■ AIM OF THE EXERCISE: Search the data below for "created" and report how many lines contain it, with no other text.

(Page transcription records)
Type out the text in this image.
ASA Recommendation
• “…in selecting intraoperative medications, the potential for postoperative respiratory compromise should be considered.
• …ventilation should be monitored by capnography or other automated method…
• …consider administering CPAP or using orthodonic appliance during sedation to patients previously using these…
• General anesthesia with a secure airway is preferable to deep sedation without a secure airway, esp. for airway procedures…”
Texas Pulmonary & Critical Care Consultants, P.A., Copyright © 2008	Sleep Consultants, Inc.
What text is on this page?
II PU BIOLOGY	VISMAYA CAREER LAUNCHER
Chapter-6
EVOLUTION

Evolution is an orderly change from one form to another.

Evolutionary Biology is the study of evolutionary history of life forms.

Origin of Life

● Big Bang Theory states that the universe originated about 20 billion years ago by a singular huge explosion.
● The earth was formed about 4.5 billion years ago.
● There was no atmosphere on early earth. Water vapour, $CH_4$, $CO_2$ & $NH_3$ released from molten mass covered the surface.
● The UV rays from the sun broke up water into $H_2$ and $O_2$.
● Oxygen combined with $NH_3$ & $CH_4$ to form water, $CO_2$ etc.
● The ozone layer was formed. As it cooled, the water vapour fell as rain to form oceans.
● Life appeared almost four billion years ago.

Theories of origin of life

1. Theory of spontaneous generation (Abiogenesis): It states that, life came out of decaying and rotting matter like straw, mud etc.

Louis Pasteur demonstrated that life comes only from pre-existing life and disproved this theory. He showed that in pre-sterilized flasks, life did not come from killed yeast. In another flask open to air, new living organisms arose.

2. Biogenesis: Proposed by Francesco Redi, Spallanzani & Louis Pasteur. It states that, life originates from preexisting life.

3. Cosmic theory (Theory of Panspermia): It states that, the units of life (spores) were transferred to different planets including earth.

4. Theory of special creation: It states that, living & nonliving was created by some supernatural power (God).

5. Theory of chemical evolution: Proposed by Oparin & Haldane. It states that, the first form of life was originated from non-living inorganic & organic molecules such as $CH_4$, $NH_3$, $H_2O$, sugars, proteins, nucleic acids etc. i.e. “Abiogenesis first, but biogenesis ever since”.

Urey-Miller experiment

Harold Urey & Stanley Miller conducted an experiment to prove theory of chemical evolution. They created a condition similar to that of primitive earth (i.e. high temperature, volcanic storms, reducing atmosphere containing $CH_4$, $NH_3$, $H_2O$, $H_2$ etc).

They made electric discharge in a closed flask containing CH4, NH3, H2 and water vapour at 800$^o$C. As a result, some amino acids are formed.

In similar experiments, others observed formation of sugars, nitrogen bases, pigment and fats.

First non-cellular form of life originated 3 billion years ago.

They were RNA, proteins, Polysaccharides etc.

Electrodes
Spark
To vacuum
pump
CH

■ ANSWER: 2